> [Given data]:
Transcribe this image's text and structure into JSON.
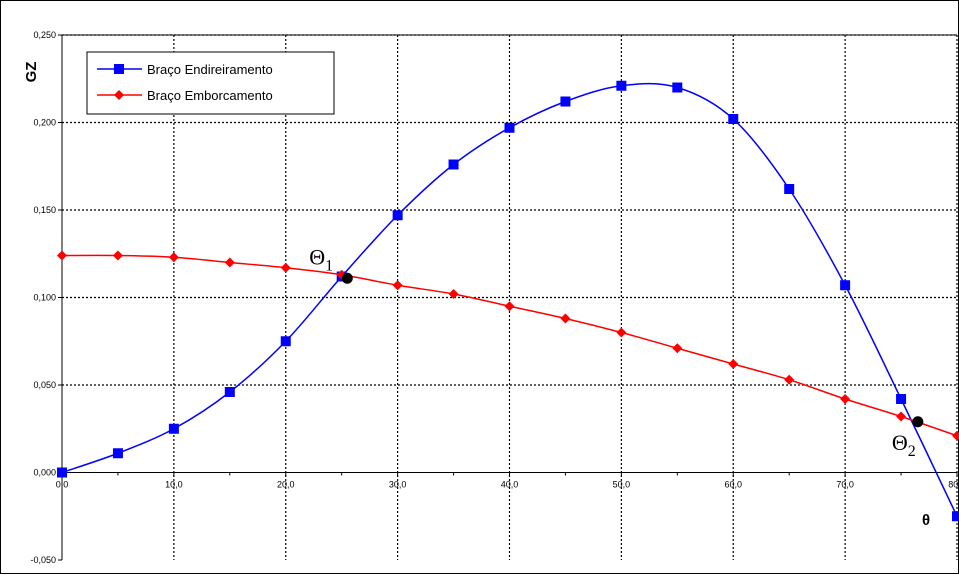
{
  "chart_data": {
    "type": "line",
    "title": "",
    "xlabel": "θ",
    "ylabel": "GZ",
    "xlim": [
      0,
      80
    ],
    "ylim": [
      -0.05,
      0.25
    ],
    "x_ticks": [
      0,
      10,
      20,
      30,
      40,
      50,
      60,
      70,
      80
    ],
    "x_tick_labels": [
      "0,0",
      "10,0",
      "20,0",
      "30,0",
      "40,0",
      "50,0",
      "60,0",
      "70,0",
      "80,0"
    ],
    "y_ticks": [
      -0.05,
      0,
      0.05,
      0.1,
      0.15,
      0.2,
      0.25
    ],
    "y_tick_labels": [
      "-0,050",
      "0,000",
      "0,050",
      "0,100",
      "0,150",
      "0,200",
      "0,250"
    ],
    "grid": true,
    "legend_position": "top-left",
    "series": [
      {
        "name": "Braço Endireiramento",
        "color": "#0000ff",
        "marker": "square",
        "x": [
          0,
          5,
          10,
          15,
          20,
          25,
          30,
          35,
          40,
          45,
          50,
          55,
          60,
          65,
          70,
          75,
          80
        ],
        "y": [
          0.0,
          0.011,
          0.025,
          0.046,
          0.075,
          0.112,
          0.147,
          0.176,
          0.197,
          0.212,
          0.221,
          0.22,
          0.202,
          0.162,
          0.107,
          0.042,
          -0.025
        ]
      },
      {
        "name": "Braço Emborcamento",
        "color": "#ff0000",
        "marker": "diamond",
        "x": [
          0,
          5,
          10,
          15,
          20,
          25,
          30,
          35,
          40,
          45,
          50,
          55,
          60,
          65,
          70,
          75,
          80
        ],
        "y": [
          0.124,
          0.124,
          0.123,
          0.12,
          0.117,
          0.113,
          0.107,
          0.102,
          0.095,
          0.088,
          0.08,
          0.071,
          0.062,
          0.053,
          0.042,
          0.032,
          0.021
        ]
      }
    ],
    "annotations": [
      {
        "label": "Θ",
        "sub": "1",
        "x": 25.5,
        "y": 0.111
      },
      {
        "label": "Θ",
        "sub": "2",
        "x": 76.5,
        "y": 0.029
      }
    ]
  }
}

> [What you will do]: Filter out every line that lacks the word "name", and copy the rest.

> [Correct result]:
        "name": "Braço Endireiramento",
        "name": "Braço Emborcamento",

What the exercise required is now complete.